__Data entries__.
= = = = = = =
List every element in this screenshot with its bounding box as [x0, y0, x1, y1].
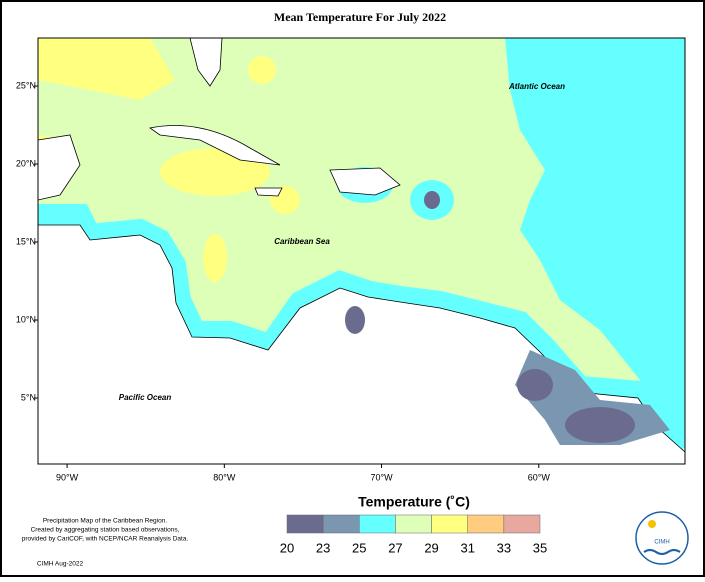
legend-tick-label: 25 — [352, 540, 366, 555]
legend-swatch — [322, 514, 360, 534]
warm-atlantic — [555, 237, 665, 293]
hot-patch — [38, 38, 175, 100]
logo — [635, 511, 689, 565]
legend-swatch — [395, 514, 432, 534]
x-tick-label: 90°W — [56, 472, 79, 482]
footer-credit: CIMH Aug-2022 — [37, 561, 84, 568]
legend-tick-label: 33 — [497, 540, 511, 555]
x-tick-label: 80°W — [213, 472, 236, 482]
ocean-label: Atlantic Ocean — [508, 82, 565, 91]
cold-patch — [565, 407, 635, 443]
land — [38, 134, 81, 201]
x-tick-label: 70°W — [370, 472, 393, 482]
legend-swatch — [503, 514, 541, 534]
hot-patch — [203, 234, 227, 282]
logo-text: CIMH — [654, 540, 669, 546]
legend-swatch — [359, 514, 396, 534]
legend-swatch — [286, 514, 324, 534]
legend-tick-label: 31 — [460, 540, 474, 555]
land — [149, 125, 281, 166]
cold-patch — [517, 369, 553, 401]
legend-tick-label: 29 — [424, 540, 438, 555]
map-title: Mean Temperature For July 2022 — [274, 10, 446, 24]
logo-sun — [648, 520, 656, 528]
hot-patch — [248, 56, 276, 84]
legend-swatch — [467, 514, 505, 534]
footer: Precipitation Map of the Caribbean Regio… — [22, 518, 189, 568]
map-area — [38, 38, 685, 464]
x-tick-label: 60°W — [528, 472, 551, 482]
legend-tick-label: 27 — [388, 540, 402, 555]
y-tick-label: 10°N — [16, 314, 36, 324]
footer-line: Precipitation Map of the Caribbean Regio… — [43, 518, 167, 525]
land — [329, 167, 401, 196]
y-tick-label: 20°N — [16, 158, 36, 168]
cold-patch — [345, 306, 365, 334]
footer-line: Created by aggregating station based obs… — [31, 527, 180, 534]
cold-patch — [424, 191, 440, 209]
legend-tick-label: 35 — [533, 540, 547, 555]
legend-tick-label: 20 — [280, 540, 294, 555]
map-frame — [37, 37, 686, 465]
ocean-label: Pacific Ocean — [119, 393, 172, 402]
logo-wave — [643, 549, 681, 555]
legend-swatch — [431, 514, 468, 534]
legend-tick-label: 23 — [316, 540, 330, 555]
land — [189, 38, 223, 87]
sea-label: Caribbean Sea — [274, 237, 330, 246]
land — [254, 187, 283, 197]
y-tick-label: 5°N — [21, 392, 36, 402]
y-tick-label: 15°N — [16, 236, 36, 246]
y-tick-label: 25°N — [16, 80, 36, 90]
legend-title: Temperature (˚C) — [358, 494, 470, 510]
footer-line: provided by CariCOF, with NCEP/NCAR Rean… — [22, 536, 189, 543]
= = = = = = =
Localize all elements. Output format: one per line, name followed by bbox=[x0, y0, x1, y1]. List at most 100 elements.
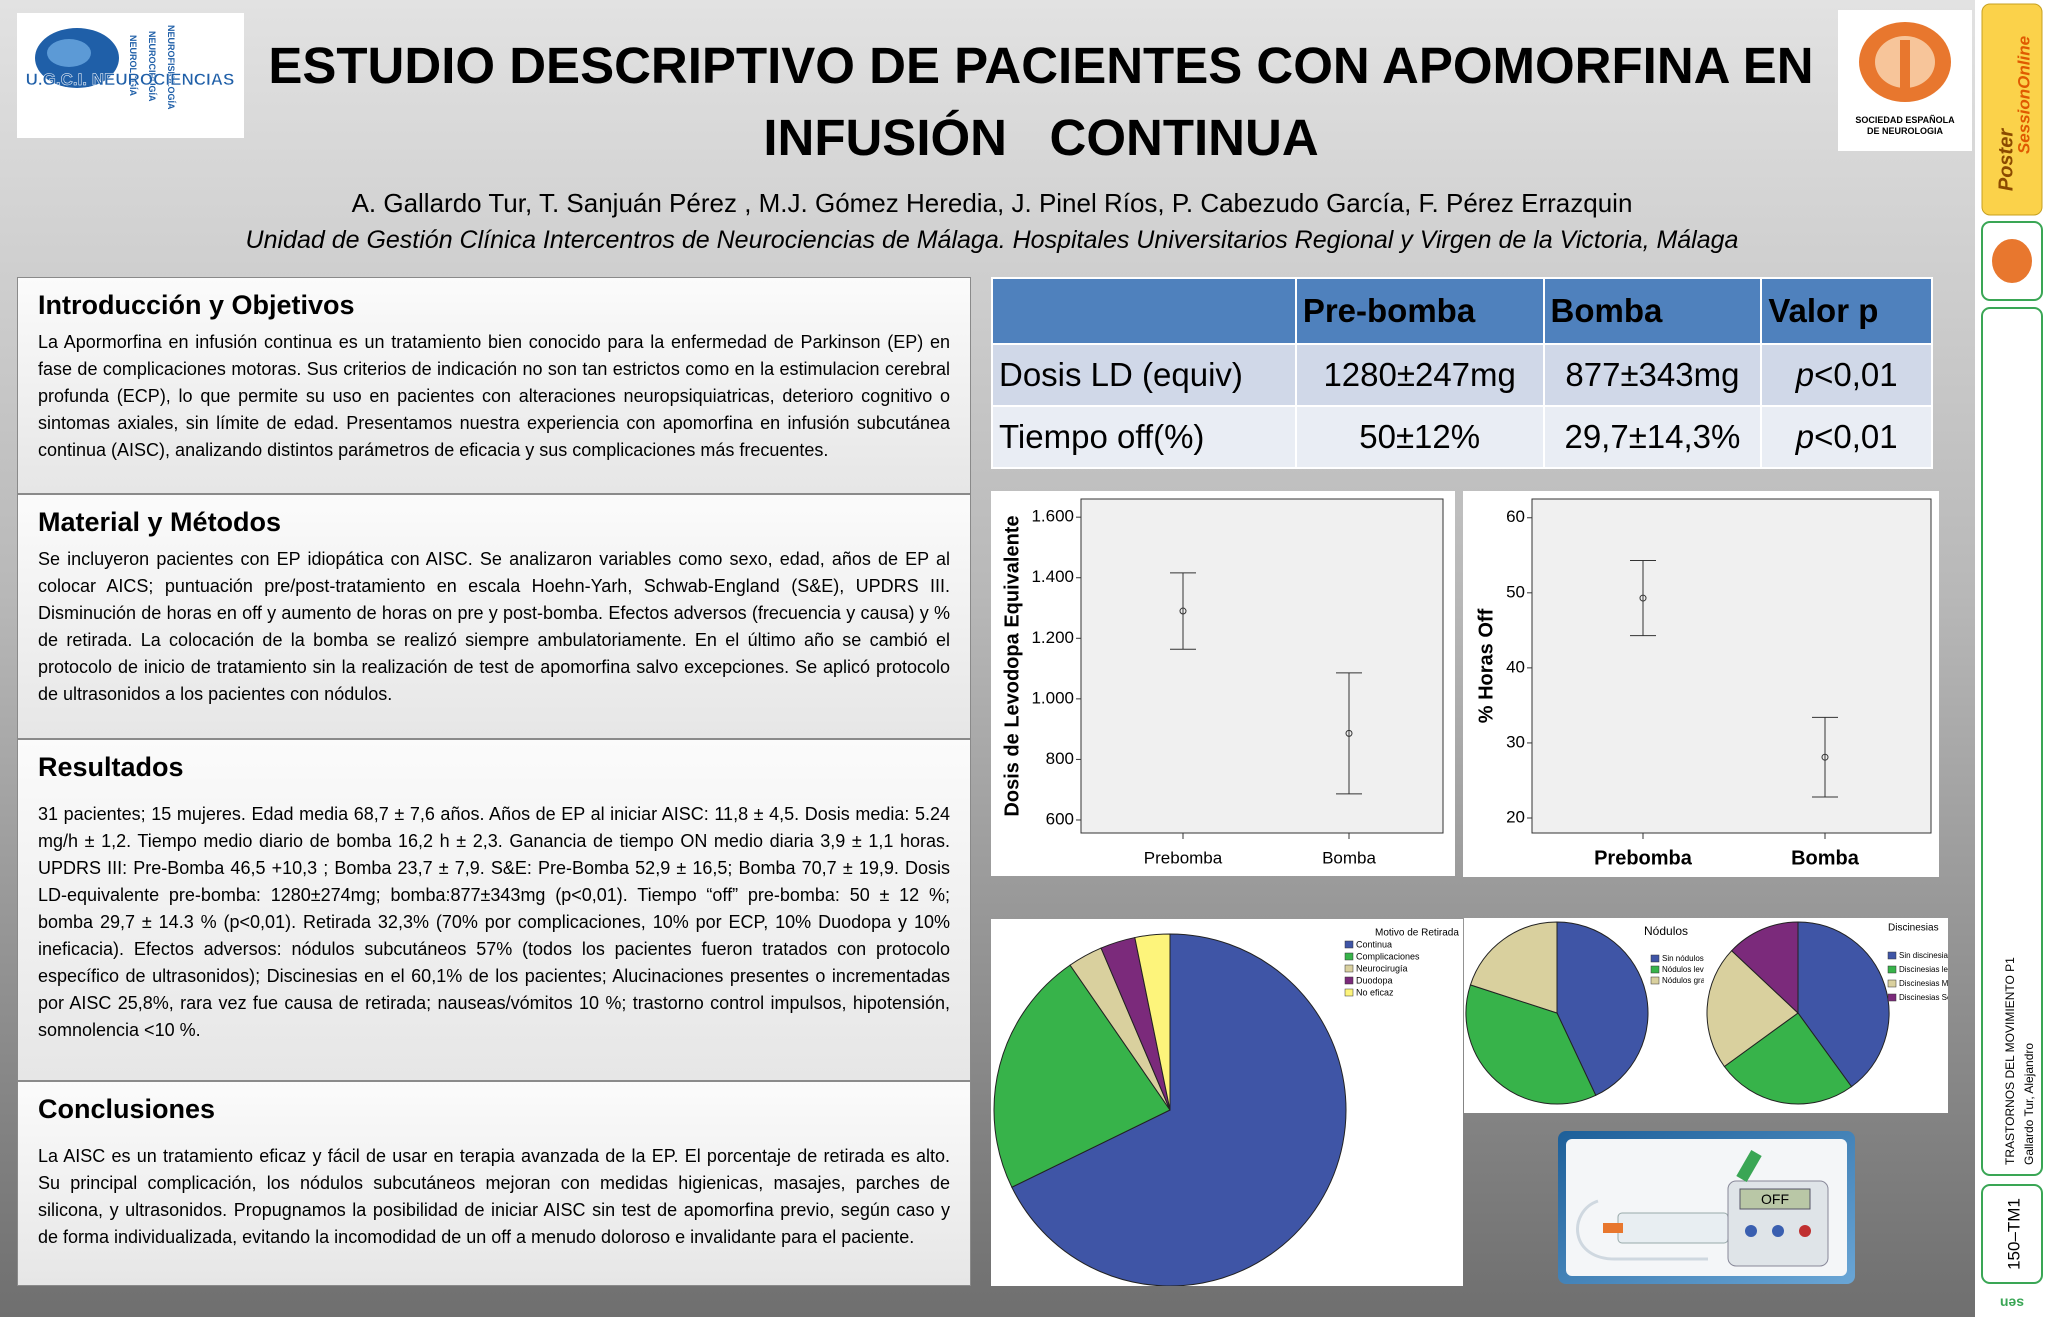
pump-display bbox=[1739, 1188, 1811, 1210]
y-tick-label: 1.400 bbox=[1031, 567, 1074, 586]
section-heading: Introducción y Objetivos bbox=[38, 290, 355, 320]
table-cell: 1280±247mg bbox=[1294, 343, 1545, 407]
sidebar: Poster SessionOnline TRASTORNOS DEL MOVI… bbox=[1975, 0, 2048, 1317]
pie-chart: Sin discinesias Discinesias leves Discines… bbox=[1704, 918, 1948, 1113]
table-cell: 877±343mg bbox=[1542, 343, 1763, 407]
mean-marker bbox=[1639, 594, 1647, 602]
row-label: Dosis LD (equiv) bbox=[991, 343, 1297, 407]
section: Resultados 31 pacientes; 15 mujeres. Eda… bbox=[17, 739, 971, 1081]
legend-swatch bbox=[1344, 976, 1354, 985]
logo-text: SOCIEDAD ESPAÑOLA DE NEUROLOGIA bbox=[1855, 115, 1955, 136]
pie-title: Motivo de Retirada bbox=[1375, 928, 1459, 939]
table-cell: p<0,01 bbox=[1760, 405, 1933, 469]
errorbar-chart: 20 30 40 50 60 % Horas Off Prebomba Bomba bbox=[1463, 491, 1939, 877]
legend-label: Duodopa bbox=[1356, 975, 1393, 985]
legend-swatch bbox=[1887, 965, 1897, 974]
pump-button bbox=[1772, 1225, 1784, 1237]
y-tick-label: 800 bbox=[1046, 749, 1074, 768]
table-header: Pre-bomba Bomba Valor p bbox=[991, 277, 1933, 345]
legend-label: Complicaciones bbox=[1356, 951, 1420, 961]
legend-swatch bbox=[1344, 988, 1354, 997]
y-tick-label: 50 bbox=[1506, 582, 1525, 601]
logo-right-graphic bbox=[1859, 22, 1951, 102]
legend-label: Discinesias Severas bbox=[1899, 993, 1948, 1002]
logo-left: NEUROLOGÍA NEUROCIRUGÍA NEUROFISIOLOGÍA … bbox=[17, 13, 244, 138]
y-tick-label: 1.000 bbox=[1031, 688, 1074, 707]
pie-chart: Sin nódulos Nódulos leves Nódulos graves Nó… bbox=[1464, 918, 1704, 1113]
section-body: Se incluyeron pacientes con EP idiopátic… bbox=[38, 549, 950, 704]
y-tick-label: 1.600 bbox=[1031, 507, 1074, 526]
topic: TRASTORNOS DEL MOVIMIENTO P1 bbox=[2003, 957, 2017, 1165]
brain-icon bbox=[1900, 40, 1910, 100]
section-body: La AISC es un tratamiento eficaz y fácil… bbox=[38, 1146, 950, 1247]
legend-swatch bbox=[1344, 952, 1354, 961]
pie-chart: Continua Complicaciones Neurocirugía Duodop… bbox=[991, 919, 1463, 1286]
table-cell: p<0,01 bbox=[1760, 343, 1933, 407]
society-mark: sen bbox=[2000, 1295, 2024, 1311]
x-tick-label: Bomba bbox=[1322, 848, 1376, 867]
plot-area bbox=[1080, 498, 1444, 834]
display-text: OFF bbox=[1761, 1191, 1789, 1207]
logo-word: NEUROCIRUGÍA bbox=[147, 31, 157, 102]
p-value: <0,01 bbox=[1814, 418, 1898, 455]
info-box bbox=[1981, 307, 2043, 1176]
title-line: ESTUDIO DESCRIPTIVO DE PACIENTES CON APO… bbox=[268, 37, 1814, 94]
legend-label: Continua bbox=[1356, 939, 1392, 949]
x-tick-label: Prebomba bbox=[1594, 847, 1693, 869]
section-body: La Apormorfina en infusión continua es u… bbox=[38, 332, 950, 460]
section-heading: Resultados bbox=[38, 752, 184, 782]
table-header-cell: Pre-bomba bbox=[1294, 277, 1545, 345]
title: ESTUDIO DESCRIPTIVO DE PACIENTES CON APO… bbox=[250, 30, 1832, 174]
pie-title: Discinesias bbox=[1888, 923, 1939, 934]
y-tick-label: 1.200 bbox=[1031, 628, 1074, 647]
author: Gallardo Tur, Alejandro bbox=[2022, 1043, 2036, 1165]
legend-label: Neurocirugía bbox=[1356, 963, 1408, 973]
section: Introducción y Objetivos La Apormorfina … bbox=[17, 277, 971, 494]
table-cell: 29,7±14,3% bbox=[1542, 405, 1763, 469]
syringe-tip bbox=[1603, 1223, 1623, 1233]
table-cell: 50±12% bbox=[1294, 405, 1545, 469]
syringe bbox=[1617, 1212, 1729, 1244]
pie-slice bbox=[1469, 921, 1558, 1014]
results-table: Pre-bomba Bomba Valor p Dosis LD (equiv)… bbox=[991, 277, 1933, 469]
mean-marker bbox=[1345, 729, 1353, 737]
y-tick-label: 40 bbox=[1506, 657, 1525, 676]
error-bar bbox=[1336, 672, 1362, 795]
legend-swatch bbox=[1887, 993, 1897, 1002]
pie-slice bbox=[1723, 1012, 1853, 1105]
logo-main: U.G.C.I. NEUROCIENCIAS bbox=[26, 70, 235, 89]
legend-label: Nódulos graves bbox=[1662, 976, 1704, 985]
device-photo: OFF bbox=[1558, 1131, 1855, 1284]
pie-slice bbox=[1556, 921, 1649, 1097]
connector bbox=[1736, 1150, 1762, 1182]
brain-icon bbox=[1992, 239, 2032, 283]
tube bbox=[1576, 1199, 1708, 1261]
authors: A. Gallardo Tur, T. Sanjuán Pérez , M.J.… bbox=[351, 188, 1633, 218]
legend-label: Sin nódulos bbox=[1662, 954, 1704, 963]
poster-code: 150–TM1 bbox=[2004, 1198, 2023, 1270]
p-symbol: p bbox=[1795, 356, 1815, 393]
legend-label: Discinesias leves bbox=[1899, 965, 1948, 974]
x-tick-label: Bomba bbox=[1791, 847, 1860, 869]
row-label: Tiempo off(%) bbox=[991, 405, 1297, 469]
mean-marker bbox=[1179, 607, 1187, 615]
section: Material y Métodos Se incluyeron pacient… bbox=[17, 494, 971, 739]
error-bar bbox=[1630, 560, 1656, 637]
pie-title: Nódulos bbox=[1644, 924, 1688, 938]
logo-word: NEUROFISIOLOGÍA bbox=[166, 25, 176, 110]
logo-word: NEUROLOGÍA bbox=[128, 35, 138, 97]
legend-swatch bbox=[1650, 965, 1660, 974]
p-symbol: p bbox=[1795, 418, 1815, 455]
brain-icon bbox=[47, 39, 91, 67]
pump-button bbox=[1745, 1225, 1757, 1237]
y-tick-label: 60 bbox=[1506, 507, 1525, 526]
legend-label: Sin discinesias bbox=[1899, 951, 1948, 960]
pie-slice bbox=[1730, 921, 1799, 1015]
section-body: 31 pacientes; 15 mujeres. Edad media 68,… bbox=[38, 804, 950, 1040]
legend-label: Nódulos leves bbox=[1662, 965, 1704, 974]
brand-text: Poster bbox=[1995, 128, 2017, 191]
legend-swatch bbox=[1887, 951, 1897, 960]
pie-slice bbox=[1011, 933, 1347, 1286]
= = = = = = =
__TASK REQUIREMENTS__. Switch every "cold-patch" to "cool-patch" in the stretch of lines from the one containing "legend-tick-label: 25 — [352, 540, 366, 555]" through the one containing "legend-tick-label: 20 — [280, 540, 294, 555]". Return those lines with nothing else changed.

__TASK RESPONSE__.
legend-tick-label: 25 — [352, 540, 366, 555]
legend-swatch — [322, 514, 360, 534]
warm-atlantic — [555, 237, 665, 293]
hot-patch — [38, 38, 175, 100]
logo — [635, 511, 689, 565]
legend-swatch — [395, 514, 432, 534]
x-tick-label: 90°W — [56, 472, 79, 482]
footer-credit: CIMH Aug-2022 — [37, 561, 84, 568]
legend-tick-label: 33 — [497, 540, 511, 555]
x-tick-label: 80°W — [213, 472, 236, 482]
ocean-label: Atlantic Ocean — [508, 82, 565, 91]
cool-patch — [565, 407, 635, 443]
land — [38, 134, 81, 201]
x-tick-label: 70°W — [370, 472, 393, 482]
legend-swatch — [503, 514, 541, 534]
hot-patch — [203, 234, 227, 282]
logo-text: CIMH — [654, 540, 669, 546]
legend-swatch — [359, 514, 396, 534]
legend-swatch — [286, 514, 324, 534]
legend-tick-label: 31 — [460, 540, 474, 555]
land — [149, 125, 281, 166]
cool-patch — [517, 369, 553, 401]
legend-tick-label: 29 — [424, 540, 438, 555]
map-title: Mean Temperature For July 2022 — [274, 10, 446, 24]
logo-sun — [648, 520, 656, 528]
hot-patch — [248, 56, 276, 84]
legend-swatch — [467, 514, 505, 534]
footer: Precipitation Map of the Caribbean Regio… — [22, 518, 189, 568]
map-area — [38, 38, 685, 464]
x-tick-label: 60°W — [528, 472, 551, 482]
legend-tick-label: 27 — [388, 540, 402, 555]
y-tick-label: 10°N — [16, 314, 36, 324]
footer-line: Precipitation Map of the Caribbean Regio… — [43, 518, 167, 525]
land — [329, 167, 401, 196]
y-tick-label: 20°N — [16, 158, 36, 168]
cool-patch — [345, 306, 365, 334]
footer-line: Created by aggregating station based obs… — [31, 527, 180, 534]
cool-patch — [424, 191, 440, 209]
legend-tick-label: 35 — [533, 540, 547, 555]
legend-tick-label: 20 — [280, 540, 294, 555]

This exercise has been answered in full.